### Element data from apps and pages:

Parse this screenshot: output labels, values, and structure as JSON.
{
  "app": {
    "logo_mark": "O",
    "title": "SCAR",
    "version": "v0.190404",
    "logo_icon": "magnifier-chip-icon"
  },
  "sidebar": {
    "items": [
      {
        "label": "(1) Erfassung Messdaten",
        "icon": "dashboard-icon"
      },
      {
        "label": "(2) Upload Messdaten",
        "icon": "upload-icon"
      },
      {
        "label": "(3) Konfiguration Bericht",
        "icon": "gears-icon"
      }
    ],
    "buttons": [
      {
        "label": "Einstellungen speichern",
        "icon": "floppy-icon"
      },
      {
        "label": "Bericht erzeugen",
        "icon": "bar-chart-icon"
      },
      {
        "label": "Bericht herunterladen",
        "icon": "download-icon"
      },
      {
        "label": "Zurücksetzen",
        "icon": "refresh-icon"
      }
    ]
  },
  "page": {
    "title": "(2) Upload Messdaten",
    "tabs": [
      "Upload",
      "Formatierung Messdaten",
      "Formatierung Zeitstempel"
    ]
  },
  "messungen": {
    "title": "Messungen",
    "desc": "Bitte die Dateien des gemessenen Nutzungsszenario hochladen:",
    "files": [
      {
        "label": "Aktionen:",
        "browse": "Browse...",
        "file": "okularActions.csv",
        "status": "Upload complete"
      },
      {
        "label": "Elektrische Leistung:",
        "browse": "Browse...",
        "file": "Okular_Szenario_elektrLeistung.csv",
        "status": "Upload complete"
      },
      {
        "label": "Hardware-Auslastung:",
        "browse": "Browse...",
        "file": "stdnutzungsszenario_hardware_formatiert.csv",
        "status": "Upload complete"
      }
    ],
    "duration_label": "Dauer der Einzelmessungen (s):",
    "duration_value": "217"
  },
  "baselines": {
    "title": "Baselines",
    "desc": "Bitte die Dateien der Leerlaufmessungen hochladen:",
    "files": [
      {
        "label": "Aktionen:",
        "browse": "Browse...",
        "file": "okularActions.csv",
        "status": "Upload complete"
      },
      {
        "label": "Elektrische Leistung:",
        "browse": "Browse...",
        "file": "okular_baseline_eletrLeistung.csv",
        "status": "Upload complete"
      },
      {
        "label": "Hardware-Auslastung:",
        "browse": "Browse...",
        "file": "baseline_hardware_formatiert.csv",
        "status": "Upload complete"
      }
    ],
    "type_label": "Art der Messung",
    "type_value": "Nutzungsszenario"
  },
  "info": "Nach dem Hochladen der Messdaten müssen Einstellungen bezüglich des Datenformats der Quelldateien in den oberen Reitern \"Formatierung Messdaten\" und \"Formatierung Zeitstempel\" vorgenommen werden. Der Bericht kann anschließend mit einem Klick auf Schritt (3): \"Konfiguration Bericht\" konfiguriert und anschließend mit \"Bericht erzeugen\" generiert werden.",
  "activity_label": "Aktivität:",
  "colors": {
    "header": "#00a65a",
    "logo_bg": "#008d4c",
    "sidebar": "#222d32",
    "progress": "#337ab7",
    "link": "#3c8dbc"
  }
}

### EXERCISE OBJECTIVE:
Every line of the records containing the word "title" must appear in the answer.

### ANSWER SECTION:
    "title": "SCAR",
    "title": "(2) Upload Messdaten",
    "title": "Messungen",
    "title": "Baselines",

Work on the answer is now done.